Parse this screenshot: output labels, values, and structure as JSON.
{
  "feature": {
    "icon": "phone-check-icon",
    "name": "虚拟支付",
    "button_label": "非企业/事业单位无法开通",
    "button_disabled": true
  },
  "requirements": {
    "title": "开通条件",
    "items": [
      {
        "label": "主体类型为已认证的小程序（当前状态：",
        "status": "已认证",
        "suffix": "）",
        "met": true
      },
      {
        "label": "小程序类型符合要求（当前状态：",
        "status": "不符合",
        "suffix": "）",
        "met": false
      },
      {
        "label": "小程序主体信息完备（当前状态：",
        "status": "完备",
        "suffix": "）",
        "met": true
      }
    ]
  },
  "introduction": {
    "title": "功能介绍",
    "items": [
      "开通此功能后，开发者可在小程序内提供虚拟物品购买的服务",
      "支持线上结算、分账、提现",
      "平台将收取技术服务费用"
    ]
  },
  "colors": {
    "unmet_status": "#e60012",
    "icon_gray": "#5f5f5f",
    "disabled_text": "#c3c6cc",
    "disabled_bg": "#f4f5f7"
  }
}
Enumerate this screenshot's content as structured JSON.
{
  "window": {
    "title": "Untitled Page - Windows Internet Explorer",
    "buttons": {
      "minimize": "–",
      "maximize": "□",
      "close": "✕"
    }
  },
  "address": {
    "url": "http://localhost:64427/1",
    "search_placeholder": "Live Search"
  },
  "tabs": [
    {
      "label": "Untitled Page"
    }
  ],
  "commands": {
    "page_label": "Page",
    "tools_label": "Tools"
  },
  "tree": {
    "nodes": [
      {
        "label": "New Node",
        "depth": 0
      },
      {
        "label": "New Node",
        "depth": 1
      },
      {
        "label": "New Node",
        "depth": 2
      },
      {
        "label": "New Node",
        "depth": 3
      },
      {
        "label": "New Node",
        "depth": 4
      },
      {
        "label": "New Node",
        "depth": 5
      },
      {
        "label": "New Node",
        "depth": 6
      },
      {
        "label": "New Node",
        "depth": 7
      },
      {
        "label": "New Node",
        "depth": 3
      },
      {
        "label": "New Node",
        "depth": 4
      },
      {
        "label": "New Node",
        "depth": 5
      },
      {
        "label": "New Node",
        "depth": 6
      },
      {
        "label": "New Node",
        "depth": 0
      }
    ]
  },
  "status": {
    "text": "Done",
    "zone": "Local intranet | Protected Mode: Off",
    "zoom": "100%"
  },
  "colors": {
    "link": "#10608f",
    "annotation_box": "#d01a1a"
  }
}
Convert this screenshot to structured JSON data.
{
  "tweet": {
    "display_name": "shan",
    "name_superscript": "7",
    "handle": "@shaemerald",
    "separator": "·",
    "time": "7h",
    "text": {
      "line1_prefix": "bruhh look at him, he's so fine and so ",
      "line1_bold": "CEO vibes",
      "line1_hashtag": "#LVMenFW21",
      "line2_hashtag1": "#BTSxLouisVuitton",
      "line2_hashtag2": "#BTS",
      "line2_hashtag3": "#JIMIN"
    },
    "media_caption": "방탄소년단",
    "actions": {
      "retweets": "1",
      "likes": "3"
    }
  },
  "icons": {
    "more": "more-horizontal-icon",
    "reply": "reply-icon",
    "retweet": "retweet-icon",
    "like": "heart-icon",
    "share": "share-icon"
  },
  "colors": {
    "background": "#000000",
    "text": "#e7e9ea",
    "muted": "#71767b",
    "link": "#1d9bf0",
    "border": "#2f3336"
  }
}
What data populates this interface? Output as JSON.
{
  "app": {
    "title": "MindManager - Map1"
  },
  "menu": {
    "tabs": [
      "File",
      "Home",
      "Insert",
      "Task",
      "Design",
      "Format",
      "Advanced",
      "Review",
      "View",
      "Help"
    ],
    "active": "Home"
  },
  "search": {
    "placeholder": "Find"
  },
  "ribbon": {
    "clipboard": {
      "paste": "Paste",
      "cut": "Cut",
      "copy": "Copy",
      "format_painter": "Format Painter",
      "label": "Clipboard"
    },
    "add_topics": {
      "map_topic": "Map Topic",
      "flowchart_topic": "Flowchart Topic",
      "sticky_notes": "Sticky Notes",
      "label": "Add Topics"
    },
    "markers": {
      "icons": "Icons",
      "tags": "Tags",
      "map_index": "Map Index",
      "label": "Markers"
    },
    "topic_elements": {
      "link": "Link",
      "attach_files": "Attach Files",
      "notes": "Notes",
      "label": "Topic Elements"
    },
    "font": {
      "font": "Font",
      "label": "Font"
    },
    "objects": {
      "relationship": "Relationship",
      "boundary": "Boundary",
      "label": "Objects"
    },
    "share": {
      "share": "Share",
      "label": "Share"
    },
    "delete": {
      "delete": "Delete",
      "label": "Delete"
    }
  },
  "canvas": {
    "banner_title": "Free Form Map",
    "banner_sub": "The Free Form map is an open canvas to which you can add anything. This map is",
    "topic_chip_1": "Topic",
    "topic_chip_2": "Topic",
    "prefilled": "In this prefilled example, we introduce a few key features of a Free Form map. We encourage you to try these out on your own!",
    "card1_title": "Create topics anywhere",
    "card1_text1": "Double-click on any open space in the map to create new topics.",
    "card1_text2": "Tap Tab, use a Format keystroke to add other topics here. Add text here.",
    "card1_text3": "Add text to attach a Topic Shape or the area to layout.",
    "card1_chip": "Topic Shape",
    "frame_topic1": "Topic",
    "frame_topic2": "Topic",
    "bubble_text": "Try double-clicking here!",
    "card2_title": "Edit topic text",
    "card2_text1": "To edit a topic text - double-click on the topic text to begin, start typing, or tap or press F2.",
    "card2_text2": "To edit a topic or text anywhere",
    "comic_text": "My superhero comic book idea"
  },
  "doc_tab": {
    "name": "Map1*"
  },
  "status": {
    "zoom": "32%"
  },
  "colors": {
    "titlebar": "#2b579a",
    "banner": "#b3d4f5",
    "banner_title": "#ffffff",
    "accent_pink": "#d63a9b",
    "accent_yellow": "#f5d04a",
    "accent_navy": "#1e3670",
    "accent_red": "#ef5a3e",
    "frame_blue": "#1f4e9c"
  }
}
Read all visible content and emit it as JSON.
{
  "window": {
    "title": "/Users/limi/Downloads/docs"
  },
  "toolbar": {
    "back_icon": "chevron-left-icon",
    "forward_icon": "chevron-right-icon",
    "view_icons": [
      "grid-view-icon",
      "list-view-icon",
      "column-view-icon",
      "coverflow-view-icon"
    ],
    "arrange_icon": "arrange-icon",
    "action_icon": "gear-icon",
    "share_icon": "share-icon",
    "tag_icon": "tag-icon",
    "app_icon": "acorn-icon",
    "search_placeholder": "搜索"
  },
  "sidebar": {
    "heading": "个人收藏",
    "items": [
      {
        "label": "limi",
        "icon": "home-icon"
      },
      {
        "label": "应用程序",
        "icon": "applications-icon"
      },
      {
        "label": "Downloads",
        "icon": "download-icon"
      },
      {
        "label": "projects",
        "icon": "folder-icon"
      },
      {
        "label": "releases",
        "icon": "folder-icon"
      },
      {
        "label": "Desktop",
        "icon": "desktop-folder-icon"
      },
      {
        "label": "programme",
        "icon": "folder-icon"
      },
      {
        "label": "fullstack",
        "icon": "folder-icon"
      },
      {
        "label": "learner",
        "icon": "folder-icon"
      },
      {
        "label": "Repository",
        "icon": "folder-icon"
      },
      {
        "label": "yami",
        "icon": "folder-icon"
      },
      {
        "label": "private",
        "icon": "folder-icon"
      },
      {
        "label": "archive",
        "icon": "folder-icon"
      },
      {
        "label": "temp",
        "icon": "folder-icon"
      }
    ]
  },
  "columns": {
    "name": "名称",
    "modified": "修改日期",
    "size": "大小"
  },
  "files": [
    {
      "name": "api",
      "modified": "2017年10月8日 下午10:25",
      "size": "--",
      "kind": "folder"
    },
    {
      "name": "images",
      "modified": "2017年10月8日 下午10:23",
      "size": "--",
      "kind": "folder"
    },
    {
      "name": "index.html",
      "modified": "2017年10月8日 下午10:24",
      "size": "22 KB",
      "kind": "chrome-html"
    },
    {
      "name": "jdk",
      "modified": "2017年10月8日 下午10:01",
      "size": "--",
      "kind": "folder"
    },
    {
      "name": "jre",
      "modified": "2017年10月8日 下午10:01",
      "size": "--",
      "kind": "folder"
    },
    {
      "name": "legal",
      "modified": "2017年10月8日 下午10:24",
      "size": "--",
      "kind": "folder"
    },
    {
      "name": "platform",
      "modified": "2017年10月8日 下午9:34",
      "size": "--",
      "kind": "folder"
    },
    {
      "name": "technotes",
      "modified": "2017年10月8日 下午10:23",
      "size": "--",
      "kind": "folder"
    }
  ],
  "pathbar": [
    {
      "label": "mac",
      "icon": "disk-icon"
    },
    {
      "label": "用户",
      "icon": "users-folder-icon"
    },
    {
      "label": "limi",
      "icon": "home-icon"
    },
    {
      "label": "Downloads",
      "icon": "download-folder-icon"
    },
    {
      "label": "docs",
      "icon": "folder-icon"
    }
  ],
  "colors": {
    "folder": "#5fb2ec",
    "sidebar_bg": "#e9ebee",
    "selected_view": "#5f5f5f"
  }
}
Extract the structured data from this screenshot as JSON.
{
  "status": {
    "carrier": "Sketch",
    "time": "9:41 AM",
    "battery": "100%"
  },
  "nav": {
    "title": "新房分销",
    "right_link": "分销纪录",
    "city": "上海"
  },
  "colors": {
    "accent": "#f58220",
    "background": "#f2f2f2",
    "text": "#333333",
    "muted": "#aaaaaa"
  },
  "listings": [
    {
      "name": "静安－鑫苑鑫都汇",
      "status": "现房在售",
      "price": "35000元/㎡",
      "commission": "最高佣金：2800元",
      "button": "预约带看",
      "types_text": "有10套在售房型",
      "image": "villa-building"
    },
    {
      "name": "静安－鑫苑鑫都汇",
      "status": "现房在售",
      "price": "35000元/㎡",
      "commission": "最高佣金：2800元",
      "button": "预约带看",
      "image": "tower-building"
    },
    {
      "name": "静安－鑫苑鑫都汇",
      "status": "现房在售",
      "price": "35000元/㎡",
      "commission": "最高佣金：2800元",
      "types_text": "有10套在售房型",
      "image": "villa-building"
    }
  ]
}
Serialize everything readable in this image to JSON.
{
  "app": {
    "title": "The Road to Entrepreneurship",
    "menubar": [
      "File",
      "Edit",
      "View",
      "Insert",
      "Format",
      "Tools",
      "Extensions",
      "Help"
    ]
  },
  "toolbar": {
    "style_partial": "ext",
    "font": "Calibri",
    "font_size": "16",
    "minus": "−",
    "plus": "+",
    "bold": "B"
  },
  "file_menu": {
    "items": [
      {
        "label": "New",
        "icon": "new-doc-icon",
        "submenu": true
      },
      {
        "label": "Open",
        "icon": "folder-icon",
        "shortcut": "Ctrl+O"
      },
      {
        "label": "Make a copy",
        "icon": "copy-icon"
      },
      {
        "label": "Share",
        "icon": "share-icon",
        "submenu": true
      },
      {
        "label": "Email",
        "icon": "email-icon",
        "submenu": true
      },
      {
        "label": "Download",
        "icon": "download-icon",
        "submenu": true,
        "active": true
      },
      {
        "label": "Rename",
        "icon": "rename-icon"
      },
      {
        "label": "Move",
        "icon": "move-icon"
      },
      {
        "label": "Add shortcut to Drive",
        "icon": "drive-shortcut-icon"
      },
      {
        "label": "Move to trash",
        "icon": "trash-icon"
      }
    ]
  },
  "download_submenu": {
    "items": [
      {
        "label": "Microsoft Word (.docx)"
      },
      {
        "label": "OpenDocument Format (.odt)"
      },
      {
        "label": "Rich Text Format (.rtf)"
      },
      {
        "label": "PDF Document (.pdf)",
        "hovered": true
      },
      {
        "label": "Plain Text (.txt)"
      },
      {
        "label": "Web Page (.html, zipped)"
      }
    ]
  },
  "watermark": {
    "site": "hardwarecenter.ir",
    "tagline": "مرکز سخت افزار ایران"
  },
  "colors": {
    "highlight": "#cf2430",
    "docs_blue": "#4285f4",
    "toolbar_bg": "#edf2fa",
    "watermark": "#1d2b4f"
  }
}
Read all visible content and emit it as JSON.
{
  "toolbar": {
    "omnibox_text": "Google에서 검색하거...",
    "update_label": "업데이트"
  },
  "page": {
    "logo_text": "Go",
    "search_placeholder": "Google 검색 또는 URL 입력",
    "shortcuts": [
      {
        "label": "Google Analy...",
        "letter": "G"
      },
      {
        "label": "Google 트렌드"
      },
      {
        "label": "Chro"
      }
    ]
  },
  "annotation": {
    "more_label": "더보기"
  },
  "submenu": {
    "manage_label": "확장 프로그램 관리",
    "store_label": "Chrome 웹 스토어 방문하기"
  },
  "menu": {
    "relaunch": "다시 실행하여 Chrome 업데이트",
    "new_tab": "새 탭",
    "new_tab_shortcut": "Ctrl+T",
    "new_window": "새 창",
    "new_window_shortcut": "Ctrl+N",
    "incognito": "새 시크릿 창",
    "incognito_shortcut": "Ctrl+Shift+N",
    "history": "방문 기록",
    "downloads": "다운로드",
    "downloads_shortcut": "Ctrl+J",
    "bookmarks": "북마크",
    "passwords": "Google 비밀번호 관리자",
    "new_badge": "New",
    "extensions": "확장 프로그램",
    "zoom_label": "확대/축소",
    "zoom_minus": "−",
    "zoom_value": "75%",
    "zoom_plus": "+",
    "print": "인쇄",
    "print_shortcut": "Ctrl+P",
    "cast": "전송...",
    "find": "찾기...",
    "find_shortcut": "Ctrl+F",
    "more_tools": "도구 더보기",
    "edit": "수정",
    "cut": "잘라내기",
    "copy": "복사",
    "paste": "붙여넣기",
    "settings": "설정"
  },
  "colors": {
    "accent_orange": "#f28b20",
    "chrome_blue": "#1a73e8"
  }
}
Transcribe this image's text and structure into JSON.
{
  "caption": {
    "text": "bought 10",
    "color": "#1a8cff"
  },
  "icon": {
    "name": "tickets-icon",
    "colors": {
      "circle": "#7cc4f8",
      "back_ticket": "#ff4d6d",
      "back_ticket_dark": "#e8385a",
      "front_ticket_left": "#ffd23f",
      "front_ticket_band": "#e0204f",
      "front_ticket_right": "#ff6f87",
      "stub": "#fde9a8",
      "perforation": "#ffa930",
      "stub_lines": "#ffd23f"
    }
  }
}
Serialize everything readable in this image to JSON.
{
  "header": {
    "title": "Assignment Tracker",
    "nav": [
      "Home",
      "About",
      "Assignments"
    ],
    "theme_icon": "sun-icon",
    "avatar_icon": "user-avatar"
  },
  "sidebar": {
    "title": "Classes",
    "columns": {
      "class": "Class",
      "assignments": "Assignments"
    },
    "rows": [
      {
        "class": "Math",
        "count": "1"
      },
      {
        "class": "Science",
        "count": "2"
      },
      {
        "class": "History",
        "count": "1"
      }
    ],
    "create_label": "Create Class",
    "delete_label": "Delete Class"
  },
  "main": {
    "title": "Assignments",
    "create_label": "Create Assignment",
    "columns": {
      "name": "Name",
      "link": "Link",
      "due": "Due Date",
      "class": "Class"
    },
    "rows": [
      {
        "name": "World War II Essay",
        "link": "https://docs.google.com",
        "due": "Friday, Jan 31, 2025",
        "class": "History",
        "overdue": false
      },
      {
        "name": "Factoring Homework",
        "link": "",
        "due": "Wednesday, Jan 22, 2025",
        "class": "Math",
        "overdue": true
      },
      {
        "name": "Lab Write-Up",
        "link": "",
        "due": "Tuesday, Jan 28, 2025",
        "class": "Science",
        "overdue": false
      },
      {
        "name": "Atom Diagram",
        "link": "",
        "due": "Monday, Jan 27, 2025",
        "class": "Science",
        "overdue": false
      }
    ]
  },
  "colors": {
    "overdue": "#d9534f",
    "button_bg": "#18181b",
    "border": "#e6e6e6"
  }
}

• [What is asked] Give only the number of lines in the material above that hold the word "当前状态".

• [Final result] 3